#### Dataset excerpts ####
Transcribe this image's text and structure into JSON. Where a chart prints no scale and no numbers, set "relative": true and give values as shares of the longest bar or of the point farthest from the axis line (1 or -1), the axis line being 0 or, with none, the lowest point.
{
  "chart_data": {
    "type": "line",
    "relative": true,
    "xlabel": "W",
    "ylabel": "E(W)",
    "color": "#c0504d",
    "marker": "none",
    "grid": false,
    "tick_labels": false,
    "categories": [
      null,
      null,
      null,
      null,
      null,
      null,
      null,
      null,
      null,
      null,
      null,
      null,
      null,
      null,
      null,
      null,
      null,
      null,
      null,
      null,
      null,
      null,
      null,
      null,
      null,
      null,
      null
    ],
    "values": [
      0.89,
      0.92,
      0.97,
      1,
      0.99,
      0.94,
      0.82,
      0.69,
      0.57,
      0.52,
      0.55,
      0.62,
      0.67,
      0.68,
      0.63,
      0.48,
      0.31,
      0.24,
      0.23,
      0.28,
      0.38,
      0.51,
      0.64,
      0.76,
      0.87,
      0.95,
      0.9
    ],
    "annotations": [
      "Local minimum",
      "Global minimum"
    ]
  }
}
####
• Task directions:
Extract each line of the material exactly as it stands.

• Worked solution:
Transcribe this image's text and structure into JSON. Where a chart prints no scale and no numbers, set "relative": true and give values as shares of the longest bar or of the point farthest from the axis line (1 or -1), the axis line being 0 or, with none, the lowest point.
{
  "chart_data": {
    "type": "line",
    "relative": true,
    "xlabel": "W",
    "ylabel": "E(W)",
    "color": "#c0504d",
    "marker": "none",
    "grid": false,
    "tick_labels": false,
    "categories": [
      null,
      null,
      null,
      null,
      null,
      null,
      null,
      null,
      null,
      null,
      null,
      null,
      null,
      null,
      null,
      null,
      null,
      null,
      null,
      null,
      null,
      null,
      null,
      null,
      null,
      null,
      null
    ],
    "values": [
      0.89,
      0.92,
      0.97,
      1,
      0.99,
      0.94,
      0.82,
      0.69,
      0.57,
      0.52,
      0.55,
      0.62,
      0.67,
      0.68,
      0.63,
      0.48,
      0.31,
      0.24,
      0.23,
      0.28,
      0.38,
      0.51,
      0.64,
      0.76,
      0.87,
      0.95,
      0.9
    ],
    "annotations": [
      "Local minimum",
      "Global minimum"
    ]
  }
}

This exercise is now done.